■ SUPPLIED DATA ■
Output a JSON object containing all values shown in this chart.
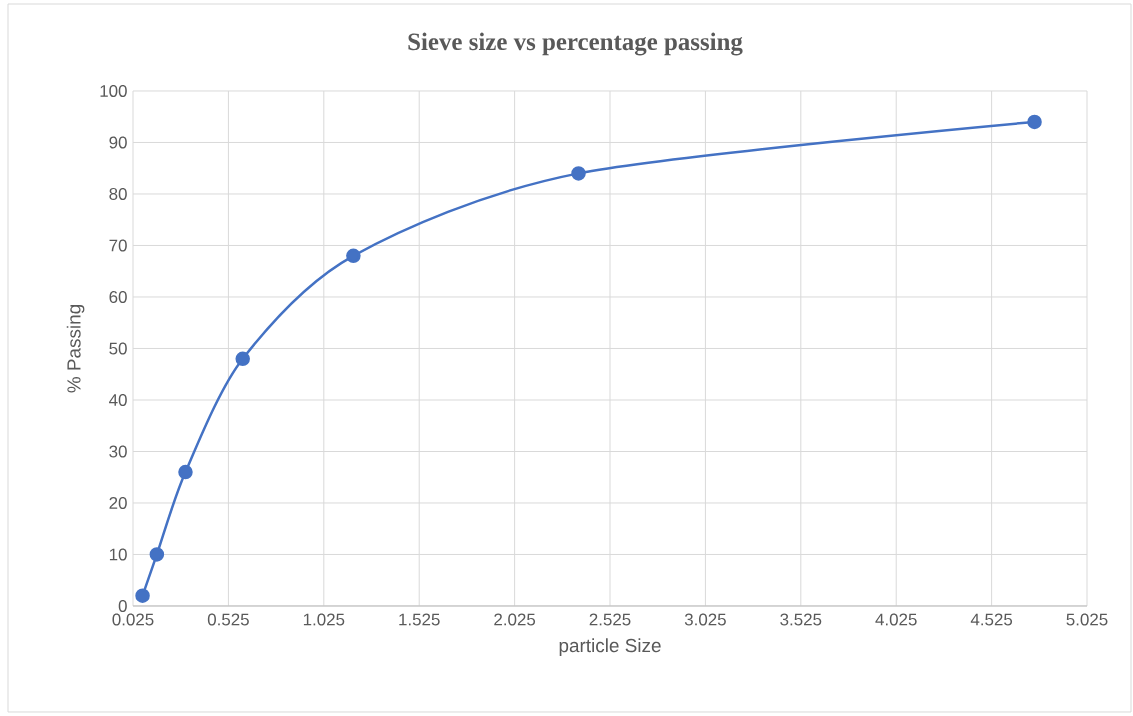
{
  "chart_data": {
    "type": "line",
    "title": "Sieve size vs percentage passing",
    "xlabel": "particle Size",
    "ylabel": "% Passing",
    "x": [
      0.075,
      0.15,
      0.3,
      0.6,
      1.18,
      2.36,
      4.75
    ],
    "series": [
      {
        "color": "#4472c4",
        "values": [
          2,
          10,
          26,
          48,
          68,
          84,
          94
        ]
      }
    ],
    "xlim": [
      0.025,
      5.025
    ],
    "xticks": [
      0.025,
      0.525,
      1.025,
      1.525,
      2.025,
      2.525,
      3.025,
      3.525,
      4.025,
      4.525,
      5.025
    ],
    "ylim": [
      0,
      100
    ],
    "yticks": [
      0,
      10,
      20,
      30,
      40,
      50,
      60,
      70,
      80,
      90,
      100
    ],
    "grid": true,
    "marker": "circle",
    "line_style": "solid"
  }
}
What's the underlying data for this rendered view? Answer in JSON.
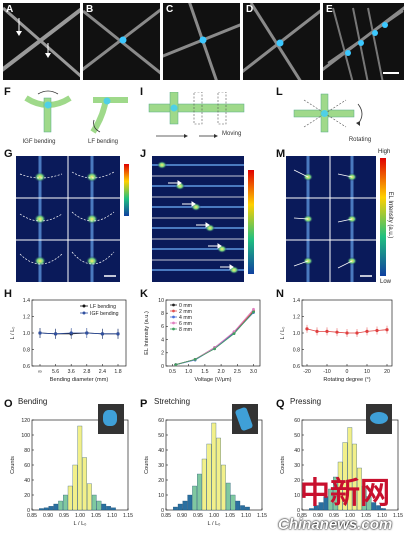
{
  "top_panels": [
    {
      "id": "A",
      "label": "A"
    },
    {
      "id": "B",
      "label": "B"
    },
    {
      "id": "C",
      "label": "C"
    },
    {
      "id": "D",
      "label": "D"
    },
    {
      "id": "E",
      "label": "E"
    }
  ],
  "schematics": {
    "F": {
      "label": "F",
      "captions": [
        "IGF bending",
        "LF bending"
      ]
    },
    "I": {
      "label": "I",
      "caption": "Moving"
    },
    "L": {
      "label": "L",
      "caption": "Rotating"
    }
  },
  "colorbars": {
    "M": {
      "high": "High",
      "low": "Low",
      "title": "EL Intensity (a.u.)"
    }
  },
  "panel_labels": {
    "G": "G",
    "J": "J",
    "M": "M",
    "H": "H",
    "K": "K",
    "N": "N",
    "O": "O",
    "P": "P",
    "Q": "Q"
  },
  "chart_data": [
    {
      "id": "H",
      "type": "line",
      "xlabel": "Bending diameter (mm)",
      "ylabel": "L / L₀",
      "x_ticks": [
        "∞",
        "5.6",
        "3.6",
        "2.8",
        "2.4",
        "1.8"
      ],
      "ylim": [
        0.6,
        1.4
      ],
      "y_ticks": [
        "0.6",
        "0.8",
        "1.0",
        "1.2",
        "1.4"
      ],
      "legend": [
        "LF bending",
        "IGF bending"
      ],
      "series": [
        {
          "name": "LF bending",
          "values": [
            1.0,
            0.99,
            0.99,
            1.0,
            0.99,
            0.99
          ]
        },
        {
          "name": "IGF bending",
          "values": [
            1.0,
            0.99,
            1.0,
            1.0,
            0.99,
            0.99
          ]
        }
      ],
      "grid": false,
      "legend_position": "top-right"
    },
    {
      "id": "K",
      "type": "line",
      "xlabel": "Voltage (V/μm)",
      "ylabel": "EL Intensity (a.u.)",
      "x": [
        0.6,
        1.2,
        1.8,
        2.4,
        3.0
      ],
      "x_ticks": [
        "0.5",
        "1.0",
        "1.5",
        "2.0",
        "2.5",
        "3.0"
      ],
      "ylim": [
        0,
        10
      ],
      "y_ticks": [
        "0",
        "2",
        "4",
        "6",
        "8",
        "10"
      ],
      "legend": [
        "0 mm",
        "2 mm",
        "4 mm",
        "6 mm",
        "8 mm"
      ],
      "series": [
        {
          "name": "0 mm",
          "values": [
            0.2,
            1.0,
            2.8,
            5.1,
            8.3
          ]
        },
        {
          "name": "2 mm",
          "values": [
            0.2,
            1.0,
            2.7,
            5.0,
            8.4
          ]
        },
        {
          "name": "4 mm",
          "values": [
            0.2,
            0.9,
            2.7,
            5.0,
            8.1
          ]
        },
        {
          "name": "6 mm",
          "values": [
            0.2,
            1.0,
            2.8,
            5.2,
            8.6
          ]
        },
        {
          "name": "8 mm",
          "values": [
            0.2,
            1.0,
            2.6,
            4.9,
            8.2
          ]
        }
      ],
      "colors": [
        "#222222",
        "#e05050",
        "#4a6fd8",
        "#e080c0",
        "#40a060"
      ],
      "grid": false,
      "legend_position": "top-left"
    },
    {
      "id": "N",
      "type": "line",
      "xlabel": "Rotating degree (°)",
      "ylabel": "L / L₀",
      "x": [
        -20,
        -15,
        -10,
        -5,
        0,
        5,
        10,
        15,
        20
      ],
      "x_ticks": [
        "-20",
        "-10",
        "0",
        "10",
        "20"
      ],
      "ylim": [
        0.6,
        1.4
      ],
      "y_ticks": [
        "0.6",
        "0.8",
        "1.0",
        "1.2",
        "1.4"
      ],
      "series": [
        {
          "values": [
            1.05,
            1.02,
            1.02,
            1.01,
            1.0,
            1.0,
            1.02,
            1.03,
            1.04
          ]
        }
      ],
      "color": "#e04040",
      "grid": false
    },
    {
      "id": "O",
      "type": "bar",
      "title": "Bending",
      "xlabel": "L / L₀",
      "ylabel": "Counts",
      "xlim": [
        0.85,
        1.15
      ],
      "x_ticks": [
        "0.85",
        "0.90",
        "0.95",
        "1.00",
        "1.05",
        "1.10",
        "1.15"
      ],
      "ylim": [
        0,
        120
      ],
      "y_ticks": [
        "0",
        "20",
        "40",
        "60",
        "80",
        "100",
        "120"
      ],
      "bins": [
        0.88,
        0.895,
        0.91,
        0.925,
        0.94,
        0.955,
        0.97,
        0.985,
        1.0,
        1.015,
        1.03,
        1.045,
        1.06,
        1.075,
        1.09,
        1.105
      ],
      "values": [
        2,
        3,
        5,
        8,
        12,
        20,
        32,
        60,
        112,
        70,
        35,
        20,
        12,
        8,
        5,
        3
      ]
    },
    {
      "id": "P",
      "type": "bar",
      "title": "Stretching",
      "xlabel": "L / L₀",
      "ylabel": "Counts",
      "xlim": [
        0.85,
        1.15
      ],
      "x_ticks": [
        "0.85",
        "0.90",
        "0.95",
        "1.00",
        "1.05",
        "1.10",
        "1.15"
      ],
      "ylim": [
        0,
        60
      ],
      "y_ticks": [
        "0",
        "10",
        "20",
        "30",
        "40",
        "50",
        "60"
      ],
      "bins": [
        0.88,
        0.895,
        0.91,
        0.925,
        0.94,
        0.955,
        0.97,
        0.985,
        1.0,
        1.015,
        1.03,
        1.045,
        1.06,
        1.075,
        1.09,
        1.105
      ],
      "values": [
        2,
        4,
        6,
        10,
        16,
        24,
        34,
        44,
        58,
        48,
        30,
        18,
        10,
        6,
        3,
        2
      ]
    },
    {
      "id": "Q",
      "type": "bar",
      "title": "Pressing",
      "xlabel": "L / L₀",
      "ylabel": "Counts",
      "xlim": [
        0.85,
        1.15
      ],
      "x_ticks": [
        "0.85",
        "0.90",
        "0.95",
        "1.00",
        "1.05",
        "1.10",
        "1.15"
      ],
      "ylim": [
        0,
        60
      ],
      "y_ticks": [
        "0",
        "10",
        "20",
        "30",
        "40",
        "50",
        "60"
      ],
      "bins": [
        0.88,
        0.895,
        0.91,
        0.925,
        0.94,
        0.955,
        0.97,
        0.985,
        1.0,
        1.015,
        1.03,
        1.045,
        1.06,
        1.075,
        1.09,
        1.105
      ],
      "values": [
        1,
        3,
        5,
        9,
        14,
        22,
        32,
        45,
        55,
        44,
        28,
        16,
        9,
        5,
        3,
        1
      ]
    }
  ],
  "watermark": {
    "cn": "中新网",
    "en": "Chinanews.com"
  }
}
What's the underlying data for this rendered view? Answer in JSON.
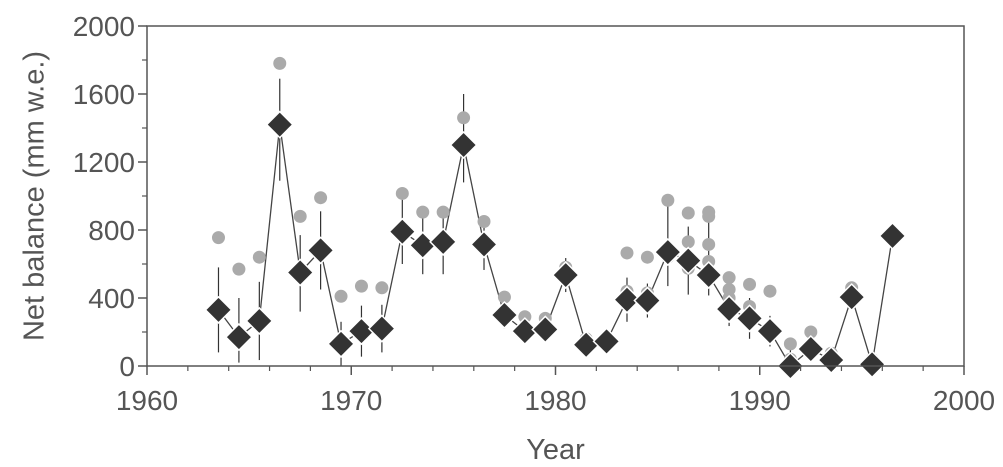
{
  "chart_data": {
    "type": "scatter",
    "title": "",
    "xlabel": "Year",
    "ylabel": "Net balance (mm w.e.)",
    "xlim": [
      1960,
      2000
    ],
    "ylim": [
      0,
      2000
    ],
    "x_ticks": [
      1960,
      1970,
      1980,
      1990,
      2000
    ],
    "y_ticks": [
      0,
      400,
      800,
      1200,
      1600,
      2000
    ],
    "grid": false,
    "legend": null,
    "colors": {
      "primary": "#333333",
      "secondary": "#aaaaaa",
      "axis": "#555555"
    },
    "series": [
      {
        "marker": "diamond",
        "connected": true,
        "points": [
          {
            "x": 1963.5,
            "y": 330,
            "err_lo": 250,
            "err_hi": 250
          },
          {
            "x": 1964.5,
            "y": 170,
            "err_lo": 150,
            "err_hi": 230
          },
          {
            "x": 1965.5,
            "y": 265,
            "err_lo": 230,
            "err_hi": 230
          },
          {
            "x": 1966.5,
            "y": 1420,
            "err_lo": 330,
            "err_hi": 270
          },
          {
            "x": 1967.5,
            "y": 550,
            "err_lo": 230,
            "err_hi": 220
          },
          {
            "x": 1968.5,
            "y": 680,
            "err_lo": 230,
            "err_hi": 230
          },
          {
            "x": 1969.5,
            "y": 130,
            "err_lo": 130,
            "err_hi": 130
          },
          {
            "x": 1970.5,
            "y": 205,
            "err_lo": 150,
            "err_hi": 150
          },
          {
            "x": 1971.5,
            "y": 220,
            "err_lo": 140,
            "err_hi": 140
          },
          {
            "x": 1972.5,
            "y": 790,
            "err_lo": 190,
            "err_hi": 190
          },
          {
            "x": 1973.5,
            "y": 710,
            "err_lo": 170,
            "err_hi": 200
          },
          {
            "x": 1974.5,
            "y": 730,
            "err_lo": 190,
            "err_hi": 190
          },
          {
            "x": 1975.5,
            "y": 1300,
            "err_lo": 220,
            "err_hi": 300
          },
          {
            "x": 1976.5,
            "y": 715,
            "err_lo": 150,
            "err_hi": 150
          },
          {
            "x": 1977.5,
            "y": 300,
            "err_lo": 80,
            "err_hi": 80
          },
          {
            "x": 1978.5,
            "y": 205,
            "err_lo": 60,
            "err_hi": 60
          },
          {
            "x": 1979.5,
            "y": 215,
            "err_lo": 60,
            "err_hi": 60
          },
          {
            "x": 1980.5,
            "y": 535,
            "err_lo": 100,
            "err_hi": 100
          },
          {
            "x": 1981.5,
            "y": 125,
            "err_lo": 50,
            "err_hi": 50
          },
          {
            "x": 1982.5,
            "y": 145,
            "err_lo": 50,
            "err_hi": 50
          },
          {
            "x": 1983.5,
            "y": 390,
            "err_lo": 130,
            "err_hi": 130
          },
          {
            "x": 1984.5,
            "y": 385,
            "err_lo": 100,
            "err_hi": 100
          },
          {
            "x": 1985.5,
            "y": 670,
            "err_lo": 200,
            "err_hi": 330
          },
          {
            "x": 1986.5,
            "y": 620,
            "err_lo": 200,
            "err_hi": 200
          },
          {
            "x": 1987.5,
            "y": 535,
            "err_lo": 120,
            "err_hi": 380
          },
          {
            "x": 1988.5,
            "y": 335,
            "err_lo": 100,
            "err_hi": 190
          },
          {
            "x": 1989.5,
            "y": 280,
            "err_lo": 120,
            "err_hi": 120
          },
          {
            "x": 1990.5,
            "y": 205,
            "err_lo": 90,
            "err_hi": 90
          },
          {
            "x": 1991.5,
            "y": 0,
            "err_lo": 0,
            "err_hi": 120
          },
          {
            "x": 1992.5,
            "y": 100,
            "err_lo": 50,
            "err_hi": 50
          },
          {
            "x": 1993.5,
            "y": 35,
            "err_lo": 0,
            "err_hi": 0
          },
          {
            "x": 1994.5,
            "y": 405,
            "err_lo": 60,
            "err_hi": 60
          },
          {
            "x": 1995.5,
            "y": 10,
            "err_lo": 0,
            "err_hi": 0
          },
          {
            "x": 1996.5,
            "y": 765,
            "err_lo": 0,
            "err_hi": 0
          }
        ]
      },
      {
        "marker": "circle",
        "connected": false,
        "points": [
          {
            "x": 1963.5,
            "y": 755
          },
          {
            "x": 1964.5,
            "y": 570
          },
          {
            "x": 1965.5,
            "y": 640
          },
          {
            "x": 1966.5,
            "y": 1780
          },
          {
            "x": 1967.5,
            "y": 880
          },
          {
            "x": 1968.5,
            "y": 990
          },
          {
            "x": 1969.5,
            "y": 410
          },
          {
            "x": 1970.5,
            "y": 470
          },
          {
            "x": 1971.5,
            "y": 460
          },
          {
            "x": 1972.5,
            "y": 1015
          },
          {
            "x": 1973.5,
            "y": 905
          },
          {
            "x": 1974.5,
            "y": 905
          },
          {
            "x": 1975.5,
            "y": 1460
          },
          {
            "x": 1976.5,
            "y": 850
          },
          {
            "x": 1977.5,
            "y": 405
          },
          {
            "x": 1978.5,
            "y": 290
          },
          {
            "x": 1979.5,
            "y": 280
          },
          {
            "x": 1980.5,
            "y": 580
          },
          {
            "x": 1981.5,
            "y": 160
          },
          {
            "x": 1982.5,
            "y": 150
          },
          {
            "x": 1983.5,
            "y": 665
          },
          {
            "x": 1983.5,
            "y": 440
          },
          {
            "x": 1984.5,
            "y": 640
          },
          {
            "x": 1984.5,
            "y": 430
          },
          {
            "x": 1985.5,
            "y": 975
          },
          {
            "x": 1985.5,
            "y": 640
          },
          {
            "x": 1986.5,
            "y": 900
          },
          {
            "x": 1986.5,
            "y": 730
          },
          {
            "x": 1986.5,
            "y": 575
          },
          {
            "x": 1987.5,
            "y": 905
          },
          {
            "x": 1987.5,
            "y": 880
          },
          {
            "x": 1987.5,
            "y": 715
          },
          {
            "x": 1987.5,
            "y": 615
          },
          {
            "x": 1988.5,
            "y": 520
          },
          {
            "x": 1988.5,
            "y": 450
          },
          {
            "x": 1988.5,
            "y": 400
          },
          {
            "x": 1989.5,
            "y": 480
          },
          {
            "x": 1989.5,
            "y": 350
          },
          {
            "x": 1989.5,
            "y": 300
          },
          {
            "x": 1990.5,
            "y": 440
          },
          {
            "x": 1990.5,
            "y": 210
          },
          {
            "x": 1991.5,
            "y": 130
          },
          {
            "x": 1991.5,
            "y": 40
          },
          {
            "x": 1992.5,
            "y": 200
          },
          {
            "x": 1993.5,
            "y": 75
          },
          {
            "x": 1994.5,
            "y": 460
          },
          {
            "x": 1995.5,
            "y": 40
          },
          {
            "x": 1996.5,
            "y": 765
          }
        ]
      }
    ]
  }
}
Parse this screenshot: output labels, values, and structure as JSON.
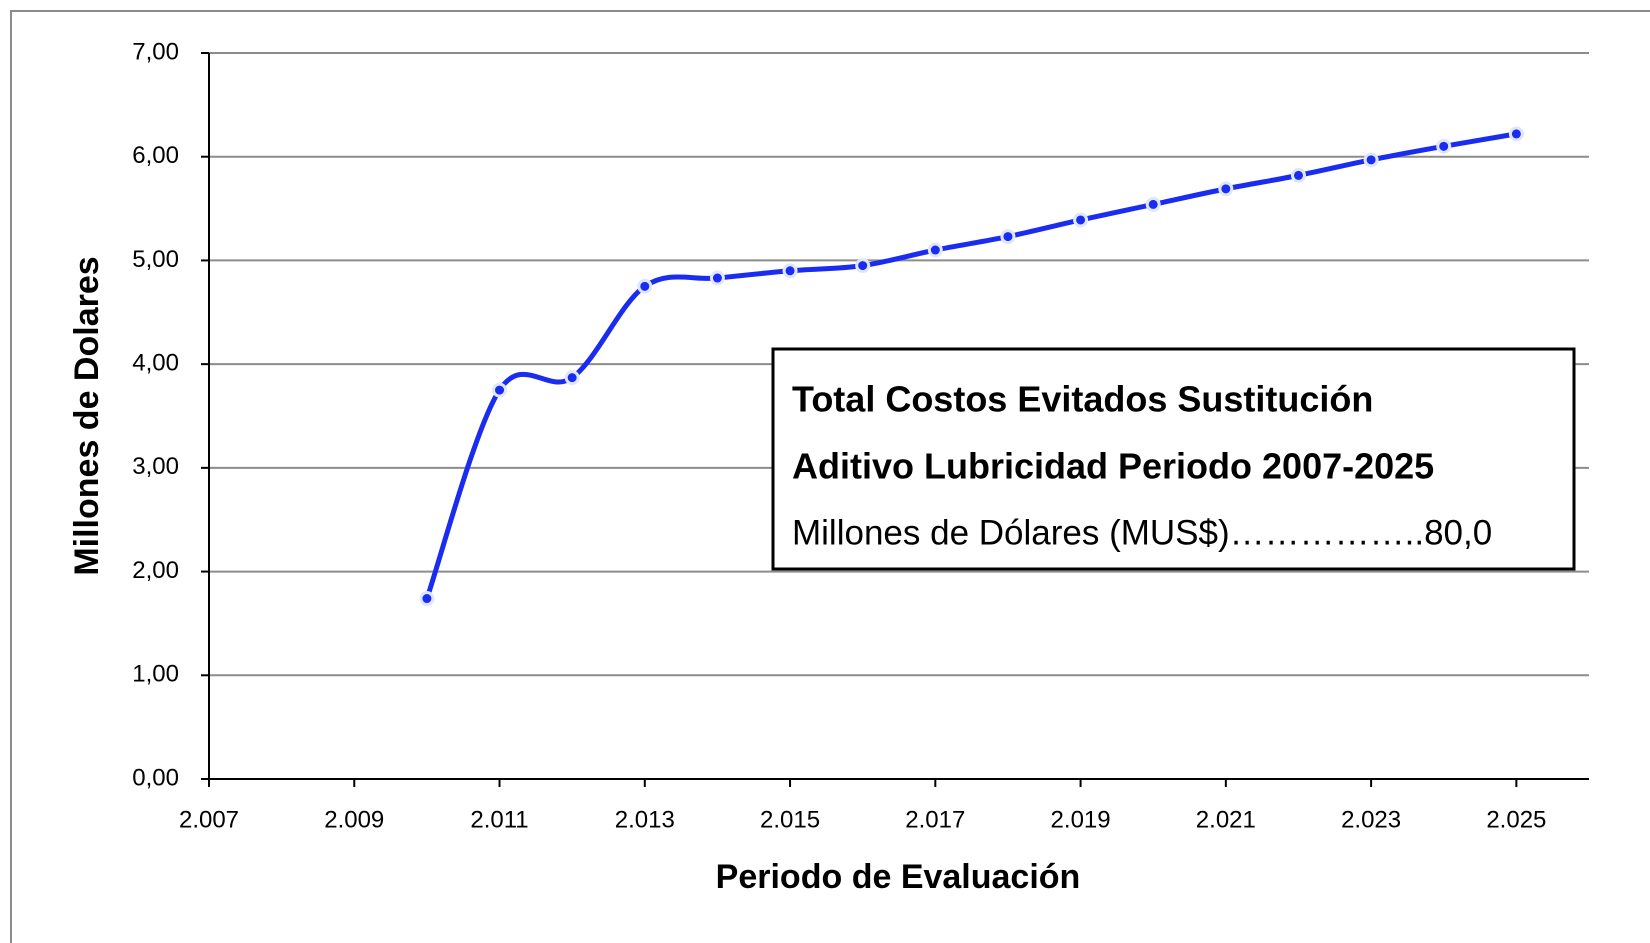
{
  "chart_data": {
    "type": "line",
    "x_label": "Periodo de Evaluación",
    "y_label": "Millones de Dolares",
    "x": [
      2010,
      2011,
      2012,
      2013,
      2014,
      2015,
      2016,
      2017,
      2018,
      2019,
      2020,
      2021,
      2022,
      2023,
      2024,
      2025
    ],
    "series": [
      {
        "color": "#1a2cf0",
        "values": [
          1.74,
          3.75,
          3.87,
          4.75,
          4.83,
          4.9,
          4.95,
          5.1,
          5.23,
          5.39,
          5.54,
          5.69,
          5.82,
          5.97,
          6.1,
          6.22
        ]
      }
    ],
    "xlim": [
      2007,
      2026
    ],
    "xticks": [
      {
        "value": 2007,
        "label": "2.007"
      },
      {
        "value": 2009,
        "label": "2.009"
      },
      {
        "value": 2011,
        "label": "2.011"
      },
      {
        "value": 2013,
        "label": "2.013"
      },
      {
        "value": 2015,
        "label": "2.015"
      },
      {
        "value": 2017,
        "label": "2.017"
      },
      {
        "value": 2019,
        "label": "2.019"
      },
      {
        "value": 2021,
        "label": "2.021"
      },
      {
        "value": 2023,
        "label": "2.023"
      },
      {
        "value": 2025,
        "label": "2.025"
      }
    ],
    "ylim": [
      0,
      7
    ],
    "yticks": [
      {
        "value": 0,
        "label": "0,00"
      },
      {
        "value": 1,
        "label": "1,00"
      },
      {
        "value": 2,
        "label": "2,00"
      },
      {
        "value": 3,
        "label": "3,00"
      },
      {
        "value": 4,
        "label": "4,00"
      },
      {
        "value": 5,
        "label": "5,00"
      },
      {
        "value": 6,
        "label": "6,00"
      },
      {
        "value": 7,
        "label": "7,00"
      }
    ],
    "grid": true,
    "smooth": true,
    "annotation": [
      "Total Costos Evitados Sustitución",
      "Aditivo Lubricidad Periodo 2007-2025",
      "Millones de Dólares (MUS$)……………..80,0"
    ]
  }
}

■ GIVEN INSTRUCTION ■
Copy each line of the listing that holds the word "this".

■ EXERCISE RESULT ■
Output a JSON object containing all values shown in this chart.
What's the underlying data for this rendered view? Answer in JSON.
What's the underlying data for this rendered view? Answer in JSON.
Parse this screenshot: output labels, values, and structure as JSON.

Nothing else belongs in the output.